[Extracts from a graphics dataset]
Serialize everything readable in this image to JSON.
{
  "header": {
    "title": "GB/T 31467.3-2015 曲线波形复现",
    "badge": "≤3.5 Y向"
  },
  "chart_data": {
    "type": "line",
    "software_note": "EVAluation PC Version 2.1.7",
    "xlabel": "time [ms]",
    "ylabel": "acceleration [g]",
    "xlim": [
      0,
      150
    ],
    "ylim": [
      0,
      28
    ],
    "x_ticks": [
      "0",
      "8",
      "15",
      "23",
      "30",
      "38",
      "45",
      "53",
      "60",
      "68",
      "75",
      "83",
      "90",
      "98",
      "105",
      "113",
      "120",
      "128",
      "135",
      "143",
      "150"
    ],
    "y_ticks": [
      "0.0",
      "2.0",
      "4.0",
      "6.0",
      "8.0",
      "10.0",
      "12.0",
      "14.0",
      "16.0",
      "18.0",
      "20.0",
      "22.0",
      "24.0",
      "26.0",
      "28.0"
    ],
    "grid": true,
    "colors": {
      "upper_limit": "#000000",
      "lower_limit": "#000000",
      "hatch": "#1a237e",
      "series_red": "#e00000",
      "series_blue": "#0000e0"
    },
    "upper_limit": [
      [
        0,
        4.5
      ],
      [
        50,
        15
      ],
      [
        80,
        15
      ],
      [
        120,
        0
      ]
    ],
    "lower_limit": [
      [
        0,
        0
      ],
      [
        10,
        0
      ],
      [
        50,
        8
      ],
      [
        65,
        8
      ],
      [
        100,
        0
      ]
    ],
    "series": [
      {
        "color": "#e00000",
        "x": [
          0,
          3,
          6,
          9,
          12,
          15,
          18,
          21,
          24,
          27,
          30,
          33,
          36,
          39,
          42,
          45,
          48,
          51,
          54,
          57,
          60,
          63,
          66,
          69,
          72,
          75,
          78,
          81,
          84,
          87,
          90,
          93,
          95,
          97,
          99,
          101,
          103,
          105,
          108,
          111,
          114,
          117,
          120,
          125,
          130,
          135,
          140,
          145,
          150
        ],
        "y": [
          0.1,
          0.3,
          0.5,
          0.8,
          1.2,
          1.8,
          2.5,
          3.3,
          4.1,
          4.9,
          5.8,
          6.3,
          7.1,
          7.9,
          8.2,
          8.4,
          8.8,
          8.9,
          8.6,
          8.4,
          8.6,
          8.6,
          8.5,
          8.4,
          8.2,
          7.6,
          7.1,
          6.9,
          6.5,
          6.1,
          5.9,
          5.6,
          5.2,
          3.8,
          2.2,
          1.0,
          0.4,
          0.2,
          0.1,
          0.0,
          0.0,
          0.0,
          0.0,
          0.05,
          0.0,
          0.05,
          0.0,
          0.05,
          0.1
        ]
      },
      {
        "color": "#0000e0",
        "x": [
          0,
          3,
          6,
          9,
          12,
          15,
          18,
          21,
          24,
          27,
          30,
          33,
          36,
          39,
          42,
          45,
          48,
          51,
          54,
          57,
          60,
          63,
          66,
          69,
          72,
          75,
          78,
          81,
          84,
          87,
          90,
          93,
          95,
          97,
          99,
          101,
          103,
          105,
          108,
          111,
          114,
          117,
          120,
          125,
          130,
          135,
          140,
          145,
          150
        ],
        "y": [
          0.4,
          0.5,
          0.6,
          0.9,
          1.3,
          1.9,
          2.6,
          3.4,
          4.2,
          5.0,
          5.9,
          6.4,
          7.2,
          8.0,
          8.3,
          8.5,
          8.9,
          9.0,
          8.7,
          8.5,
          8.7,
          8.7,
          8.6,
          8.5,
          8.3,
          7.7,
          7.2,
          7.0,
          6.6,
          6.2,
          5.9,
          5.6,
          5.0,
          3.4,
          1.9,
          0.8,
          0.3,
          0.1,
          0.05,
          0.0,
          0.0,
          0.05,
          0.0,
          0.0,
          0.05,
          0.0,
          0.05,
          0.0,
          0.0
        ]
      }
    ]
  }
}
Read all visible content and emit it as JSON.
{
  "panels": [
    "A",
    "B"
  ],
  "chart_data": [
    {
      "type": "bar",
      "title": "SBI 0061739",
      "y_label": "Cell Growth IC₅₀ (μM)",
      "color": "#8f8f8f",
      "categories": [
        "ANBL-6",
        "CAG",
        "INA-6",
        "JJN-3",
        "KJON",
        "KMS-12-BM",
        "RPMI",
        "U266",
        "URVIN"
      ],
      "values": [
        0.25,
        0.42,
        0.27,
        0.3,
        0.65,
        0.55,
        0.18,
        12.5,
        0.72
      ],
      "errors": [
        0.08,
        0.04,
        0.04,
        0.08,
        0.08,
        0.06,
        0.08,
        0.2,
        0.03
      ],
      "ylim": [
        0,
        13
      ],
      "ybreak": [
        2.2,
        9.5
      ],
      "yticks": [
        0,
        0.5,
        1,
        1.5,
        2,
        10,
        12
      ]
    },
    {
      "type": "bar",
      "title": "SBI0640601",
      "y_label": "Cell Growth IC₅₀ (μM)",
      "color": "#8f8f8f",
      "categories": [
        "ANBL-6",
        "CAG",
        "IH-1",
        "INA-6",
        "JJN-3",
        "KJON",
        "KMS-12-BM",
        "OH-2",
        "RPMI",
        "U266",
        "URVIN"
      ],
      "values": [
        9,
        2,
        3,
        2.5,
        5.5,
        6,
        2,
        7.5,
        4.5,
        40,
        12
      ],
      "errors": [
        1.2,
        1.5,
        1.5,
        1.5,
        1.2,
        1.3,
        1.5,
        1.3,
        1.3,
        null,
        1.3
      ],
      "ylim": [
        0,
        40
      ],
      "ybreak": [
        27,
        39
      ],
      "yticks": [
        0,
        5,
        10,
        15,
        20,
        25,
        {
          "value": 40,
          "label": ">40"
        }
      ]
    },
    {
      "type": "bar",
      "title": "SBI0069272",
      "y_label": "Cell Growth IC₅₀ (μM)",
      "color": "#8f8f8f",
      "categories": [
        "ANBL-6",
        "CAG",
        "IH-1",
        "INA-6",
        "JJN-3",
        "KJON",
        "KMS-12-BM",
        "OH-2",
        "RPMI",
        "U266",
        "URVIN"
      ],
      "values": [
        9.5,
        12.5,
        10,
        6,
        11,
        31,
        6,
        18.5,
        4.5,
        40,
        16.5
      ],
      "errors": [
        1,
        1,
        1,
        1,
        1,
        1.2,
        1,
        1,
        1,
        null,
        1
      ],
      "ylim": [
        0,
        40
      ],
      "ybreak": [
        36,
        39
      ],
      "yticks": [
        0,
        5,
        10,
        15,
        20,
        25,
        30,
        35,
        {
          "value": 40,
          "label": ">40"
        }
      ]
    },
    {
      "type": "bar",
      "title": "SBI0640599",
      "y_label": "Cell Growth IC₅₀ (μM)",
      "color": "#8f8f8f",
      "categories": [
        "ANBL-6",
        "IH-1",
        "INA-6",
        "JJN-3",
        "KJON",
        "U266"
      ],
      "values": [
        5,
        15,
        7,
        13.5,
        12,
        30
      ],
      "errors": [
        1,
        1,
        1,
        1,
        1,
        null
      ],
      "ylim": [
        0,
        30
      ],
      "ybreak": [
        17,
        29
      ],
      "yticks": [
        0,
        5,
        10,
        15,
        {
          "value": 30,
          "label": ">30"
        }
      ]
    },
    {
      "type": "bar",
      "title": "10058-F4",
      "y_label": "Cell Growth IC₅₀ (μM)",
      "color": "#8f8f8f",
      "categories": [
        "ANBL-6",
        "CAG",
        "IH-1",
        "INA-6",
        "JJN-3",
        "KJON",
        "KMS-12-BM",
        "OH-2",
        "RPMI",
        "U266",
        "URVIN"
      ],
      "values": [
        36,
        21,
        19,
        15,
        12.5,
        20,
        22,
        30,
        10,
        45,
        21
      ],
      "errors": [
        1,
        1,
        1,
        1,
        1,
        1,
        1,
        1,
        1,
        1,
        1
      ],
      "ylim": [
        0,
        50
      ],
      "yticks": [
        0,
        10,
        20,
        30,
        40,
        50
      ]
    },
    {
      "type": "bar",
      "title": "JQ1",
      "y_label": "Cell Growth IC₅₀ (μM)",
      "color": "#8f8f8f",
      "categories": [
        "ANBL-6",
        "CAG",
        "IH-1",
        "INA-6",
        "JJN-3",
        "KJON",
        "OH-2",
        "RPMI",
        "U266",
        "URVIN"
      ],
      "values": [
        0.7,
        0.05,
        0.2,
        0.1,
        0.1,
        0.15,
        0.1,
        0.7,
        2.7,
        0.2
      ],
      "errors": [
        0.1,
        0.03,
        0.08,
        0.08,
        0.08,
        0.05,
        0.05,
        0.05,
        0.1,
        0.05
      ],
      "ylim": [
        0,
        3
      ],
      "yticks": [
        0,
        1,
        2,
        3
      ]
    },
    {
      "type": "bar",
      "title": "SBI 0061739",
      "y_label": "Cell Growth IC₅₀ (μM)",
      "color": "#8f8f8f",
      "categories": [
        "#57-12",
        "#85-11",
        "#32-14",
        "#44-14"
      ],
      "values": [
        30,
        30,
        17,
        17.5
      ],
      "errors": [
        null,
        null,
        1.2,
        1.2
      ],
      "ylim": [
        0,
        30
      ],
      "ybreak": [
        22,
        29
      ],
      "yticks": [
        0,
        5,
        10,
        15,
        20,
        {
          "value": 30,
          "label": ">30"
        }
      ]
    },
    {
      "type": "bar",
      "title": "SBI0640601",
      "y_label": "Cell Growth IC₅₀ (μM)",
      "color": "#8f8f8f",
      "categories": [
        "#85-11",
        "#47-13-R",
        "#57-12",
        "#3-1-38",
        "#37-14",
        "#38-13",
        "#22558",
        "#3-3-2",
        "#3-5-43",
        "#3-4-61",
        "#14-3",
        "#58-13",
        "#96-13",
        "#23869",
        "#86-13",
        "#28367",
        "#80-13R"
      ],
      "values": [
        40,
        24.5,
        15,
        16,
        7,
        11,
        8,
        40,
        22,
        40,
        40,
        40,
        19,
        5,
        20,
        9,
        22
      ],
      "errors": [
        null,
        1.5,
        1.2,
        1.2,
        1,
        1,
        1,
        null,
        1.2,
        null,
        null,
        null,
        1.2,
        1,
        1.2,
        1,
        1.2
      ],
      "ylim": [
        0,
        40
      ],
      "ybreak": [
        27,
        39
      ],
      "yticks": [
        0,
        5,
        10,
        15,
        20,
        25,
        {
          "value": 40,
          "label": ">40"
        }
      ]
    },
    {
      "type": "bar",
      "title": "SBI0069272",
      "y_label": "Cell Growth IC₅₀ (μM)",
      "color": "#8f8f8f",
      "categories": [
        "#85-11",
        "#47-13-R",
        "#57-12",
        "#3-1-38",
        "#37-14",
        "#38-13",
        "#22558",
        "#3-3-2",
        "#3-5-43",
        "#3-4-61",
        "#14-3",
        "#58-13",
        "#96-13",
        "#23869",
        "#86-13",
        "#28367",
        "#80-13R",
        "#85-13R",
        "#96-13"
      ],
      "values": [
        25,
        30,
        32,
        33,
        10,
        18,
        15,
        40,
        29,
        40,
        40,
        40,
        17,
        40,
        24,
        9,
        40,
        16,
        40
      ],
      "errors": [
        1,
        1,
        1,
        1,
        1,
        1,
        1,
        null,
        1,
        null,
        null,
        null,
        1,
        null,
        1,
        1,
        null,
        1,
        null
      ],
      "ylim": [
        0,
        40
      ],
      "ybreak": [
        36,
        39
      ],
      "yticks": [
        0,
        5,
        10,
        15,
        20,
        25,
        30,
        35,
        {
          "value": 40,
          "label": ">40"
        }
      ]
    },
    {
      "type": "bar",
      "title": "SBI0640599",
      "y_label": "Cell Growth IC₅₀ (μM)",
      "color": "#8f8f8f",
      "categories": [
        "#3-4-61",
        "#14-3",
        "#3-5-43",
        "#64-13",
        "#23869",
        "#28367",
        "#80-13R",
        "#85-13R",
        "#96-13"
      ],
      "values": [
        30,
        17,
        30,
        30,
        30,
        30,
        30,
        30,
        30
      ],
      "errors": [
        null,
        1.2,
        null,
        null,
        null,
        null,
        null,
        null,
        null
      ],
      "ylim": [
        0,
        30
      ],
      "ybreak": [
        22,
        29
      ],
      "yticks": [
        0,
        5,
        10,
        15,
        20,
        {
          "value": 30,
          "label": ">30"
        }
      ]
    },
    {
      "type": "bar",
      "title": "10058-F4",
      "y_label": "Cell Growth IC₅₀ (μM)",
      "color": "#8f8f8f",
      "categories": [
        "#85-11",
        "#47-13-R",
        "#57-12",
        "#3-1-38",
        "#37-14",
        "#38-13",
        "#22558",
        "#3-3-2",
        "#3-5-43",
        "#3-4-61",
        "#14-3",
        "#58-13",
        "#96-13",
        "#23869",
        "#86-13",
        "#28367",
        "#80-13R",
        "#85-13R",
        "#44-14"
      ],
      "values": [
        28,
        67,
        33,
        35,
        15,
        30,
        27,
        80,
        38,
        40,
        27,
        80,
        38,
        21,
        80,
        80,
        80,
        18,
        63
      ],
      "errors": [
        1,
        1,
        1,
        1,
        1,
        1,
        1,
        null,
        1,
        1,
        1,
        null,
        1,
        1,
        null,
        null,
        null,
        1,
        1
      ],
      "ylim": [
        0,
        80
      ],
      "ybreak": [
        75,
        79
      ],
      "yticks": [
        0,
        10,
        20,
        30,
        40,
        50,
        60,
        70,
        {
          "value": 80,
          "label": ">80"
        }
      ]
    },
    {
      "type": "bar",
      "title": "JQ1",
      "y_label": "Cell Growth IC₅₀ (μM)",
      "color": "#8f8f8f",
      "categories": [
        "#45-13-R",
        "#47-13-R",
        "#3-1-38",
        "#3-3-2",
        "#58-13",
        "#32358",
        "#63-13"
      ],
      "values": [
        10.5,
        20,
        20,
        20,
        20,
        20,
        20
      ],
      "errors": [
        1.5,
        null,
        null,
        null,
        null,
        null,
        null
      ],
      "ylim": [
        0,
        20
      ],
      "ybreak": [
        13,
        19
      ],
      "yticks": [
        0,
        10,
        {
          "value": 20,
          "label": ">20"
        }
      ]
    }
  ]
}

# Your task:
From the material, report only how many lines include the word "JSON".

# Solution for this task:
2